begin

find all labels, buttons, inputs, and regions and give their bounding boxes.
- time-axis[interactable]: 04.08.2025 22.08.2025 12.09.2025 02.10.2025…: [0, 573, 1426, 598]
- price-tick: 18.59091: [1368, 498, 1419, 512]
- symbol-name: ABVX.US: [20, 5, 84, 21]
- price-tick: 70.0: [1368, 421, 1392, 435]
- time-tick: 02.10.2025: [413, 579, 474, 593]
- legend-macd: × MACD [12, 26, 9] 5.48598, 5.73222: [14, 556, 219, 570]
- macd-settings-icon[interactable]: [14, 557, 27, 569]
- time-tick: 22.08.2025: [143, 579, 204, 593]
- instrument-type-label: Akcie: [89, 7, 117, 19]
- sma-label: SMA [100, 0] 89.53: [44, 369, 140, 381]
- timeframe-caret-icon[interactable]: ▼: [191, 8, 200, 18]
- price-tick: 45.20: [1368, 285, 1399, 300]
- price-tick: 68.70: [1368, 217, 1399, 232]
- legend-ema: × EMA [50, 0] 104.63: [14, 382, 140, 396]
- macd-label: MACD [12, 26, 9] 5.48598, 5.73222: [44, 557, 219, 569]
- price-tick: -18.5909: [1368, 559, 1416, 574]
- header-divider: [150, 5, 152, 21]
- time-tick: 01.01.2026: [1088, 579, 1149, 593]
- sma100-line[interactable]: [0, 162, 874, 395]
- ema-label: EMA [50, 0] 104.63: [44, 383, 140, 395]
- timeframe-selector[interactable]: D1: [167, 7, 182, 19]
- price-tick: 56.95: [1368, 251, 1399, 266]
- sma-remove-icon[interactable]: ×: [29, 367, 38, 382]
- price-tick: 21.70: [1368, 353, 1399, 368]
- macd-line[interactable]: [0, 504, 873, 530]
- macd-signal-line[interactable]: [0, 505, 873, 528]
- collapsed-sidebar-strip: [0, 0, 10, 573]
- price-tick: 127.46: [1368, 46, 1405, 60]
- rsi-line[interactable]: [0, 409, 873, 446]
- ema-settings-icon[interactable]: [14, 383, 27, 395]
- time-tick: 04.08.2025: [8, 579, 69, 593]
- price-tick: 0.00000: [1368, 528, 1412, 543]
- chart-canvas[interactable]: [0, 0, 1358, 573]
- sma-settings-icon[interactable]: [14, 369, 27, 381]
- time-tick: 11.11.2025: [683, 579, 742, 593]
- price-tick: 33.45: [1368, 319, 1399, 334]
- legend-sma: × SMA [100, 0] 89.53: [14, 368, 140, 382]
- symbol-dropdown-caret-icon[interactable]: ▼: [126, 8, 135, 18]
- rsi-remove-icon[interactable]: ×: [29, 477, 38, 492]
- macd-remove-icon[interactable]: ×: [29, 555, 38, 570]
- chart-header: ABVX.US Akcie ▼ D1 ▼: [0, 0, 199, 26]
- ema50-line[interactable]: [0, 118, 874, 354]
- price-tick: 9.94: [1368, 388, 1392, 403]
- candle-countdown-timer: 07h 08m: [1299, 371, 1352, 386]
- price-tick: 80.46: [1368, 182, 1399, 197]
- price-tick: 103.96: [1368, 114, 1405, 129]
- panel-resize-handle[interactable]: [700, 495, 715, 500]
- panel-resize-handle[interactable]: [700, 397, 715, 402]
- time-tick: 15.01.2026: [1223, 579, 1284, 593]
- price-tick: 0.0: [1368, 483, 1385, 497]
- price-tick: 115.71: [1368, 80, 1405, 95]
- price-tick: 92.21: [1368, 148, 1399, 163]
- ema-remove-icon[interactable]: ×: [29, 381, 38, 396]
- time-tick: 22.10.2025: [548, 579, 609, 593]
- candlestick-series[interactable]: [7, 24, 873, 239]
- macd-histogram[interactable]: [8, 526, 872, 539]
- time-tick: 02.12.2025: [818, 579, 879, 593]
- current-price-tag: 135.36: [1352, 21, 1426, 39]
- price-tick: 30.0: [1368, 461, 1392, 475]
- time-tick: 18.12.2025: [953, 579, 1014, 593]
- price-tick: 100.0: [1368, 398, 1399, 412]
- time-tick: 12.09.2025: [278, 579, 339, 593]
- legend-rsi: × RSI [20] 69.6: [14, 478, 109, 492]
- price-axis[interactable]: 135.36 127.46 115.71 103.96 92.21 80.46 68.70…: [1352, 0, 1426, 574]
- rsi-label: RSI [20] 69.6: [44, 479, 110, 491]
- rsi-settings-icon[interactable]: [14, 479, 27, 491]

end

Pull out every line of the rows above that contains the string "settings", matching case exactly.

- macd-settings-icon[interactable]: [14, 557, 27, 569]
- ema-settings-icon[interactable]: [14, 383, 27, 395]
- sma-settings-icon[interactable]: [14, 369, 27, 381]
- rsi-settings-icon[interactable]: [14, 479, 27, 491]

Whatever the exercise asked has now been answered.